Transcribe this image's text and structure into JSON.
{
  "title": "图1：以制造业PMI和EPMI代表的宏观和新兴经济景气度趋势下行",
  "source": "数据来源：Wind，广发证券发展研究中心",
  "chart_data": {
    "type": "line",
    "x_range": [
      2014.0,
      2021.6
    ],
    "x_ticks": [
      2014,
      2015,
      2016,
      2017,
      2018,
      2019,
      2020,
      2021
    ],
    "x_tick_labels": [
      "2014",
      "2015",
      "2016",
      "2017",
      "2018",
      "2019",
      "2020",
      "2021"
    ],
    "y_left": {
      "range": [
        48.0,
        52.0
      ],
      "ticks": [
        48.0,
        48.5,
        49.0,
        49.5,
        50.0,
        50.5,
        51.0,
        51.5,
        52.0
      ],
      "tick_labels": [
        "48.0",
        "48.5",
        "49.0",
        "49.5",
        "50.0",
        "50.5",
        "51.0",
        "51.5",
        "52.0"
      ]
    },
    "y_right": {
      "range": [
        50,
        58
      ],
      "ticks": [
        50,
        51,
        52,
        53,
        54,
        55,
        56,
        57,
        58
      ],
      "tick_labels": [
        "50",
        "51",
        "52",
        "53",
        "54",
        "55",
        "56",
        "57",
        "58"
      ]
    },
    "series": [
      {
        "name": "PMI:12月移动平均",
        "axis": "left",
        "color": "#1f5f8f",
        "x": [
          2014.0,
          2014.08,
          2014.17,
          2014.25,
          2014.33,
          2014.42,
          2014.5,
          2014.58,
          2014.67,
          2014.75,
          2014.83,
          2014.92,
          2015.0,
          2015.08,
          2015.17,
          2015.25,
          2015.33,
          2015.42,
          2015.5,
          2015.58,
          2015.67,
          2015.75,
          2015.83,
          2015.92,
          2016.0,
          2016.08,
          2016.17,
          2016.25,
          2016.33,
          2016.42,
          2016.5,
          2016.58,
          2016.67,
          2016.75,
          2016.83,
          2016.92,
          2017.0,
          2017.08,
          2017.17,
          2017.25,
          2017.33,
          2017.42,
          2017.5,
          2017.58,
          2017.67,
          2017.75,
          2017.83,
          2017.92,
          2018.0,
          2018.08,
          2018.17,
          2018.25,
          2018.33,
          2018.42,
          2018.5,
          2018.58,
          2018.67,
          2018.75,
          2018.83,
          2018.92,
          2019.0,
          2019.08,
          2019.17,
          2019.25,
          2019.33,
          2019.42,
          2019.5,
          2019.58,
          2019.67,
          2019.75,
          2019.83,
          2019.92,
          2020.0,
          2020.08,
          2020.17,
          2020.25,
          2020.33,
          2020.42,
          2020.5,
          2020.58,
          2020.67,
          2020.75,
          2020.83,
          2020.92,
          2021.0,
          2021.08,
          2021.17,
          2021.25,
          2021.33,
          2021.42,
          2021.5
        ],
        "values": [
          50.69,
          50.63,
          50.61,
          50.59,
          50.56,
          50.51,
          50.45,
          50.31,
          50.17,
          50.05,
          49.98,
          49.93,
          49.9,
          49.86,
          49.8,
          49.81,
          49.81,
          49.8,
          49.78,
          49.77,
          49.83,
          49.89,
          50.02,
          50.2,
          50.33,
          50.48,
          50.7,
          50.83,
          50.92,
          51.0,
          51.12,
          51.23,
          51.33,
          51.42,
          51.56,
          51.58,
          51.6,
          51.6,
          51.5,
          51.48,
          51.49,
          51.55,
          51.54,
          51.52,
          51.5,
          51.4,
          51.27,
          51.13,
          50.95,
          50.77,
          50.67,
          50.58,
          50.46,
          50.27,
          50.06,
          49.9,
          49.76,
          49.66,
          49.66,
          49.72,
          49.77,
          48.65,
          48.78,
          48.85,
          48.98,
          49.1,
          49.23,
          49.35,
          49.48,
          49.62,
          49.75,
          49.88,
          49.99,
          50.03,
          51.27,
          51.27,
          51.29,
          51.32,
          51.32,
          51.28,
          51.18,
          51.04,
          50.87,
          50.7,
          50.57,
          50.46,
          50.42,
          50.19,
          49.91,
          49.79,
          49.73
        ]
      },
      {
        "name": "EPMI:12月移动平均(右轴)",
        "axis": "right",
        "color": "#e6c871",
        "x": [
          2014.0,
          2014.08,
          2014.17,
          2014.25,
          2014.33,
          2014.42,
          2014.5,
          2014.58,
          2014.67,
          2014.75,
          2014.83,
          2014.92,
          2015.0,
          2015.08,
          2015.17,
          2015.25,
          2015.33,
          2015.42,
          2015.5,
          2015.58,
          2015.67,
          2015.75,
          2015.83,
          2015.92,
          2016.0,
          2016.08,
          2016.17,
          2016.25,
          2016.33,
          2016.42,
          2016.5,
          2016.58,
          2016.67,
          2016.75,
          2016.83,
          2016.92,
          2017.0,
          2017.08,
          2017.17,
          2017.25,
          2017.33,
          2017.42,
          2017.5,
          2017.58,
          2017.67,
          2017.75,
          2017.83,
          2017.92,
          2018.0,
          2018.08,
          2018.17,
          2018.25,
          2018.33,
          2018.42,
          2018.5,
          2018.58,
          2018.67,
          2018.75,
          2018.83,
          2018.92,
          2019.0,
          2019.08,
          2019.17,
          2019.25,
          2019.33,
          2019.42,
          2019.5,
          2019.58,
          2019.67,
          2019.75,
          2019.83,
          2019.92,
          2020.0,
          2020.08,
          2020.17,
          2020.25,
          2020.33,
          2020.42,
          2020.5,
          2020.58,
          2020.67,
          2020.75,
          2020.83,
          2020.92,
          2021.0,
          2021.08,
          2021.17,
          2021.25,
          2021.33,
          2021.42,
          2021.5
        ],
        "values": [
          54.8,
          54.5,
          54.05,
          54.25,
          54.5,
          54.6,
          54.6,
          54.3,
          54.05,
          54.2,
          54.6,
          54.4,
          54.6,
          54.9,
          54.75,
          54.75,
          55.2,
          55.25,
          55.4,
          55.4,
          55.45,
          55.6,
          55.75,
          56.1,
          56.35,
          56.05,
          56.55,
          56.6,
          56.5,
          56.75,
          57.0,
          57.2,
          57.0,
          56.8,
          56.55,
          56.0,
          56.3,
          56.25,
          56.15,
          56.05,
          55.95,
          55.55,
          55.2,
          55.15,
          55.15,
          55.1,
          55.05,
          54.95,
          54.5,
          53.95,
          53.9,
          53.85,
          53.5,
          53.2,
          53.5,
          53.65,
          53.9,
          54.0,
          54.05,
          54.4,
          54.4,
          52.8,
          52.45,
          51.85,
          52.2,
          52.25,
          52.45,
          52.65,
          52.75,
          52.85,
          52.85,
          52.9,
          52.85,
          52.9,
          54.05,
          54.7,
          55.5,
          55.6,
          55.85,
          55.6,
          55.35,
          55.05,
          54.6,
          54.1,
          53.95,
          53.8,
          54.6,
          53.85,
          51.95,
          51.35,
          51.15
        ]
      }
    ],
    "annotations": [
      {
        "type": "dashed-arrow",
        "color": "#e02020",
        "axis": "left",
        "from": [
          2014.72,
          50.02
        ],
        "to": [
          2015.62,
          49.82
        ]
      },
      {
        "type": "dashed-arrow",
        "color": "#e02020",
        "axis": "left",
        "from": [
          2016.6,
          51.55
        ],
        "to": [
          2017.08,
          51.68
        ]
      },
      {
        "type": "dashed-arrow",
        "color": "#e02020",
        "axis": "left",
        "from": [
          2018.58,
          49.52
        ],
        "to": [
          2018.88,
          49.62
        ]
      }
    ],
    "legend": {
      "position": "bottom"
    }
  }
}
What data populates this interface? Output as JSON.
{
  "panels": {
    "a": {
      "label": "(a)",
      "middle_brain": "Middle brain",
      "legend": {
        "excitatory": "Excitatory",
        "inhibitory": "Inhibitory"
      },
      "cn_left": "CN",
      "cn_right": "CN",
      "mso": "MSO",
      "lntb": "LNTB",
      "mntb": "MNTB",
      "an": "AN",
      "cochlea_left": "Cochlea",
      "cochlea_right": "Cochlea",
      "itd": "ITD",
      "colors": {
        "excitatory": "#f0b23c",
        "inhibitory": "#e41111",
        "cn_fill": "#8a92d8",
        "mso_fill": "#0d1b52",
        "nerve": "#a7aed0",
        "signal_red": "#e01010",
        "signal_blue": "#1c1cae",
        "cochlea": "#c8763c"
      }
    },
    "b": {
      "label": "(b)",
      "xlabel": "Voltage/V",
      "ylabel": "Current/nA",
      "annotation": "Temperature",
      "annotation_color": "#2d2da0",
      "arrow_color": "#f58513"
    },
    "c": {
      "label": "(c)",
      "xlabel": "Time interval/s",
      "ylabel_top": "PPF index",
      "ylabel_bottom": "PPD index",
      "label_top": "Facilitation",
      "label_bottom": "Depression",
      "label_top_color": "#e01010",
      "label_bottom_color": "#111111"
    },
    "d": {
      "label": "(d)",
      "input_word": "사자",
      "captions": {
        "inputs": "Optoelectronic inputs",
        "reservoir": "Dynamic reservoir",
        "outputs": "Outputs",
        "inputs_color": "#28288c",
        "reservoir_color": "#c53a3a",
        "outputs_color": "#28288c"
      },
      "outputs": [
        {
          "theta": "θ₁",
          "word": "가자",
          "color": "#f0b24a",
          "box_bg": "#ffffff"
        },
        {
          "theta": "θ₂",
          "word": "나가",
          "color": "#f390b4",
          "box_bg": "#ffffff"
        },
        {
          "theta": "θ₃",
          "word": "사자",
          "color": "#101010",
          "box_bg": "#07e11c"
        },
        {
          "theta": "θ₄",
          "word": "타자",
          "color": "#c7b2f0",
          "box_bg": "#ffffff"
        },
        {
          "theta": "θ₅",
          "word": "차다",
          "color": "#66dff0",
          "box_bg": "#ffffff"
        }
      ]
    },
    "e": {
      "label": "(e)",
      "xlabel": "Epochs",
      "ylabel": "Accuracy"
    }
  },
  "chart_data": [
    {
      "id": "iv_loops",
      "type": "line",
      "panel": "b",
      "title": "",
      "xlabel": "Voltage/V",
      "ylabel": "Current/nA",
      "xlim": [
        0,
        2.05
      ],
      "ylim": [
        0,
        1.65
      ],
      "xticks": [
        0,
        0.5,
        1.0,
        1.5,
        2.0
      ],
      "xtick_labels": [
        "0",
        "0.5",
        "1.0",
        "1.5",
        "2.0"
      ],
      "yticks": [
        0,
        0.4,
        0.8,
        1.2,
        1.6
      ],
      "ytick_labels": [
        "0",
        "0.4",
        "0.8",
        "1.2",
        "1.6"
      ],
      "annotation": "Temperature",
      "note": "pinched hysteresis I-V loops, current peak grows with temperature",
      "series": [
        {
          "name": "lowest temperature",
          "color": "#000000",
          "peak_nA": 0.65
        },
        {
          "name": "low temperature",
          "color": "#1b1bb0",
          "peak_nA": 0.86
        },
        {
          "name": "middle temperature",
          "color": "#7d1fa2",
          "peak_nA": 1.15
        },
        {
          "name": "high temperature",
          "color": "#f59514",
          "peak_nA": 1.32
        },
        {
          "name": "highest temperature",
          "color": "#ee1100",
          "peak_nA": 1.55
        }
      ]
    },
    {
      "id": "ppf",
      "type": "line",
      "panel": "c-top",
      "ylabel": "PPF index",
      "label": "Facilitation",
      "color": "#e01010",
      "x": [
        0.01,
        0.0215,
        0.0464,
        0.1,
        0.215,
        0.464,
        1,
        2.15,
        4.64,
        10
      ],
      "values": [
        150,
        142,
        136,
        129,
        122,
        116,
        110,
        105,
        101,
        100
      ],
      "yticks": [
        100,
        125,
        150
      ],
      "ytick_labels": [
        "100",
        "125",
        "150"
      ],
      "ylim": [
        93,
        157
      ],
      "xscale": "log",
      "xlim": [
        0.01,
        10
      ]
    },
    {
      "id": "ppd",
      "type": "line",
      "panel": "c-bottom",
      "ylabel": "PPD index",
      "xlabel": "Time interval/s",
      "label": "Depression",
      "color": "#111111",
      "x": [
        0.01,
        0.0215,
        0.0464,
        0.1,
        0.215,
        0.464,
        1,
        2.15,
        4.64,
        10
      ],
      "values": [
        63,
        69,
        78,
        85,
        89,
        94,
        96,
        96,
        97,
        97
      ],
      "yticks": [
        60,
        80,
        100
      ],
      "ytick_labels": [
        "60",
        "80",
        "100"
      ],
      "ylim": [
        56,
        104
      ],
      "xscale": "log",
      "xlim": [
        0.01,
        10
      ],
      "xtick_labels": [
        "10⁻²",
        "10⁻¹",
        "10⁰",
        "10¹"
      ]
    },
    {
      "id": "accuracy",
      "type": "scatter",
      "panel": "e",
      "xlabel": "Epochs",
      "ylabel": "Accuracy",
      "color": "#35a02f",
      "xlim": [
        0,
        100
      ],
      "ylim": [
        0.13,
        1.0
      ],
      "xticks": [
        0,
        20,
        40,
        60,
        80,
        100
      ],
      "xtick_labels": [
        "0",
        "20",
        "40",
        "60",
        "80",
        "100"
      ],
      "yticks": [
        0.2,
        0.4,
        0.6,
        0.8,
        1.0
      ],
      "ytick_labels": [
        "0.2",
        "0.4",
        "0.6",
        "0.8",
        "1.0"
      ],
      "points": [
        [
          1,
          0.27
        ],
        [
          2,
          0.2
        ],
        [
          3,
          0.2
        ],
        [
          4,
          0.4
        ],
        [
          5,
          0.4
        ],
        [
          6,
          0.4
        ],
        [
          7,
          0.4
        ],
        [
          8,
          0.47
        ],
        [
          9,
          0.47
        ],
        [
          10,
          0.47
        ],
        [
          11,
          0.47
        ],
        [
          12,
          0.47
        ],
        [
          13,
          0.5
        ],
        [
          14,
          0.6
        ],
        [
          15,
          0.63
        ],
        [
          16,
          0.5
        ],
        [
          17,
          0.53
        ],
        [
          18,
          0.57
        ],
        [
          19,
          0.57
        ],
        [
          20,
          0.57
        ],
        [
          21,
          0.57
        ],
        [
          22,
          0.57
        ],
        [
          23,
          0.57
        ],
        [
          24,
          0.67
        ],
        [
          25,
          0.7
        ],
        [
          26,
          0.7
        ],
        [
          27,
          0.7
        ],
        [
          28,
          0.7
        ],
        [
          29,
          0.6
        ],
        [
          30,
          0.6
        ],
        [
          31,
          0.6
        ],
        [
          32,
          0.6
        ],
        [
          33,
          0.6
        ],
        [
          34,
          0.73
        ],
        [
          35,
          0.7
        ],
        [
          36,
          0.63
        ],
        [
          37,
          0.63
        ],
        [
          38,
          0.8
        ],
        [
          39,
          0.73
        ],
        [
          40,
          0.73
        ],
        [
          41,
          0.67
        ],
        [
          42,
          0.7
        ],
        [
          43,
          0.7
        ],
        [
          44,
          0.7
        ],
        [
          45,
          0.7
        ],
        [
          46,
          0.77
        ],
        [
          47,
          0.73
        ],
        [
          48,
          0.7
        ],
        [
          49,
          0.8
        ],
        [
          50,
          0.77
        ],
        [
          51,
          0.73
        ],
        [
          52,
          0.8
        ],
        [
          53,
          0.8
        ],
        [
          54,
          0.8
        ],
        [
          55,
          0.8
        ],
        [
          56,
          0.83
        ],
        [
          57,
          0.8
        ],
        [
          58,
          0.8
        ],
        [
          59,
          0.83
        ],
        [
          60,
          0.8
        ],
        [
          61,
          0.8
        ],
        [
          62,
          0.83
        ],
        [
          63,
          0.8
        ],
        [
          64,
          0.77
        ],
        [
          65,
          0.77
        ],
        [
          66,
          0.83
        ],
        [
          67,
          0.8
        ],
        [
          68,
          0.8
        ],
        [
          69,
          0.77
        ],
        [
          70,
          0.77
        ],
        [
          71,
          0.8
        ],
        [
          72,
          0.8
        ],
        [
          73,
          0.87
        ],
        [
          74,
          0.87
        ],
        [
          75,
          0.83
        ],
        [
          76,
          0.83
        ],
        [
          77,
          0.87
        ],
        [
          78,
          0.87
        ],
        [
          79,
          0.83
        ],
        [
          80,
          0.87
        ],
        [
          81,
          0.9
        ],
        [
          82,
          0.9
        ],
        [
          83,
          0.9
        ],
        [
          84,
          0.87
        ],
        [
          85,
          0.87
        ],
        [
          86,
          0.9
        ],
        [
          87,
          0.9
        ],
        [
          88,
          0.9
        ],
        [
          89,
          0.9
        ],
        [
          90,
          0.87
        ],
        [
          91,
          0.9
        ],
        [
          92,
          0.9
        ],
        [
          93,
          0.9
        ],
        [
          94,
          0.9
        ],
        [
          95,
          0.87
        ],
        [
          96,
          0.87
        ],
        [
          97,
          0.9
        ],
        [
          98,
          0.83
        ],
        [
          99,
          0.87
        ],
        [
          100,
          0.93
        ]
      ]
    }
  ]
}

===

Copy every line of the material in which the word "Depression" occurs.

Reply:
      "label_bottom": "Depression",
      "label": "Depression",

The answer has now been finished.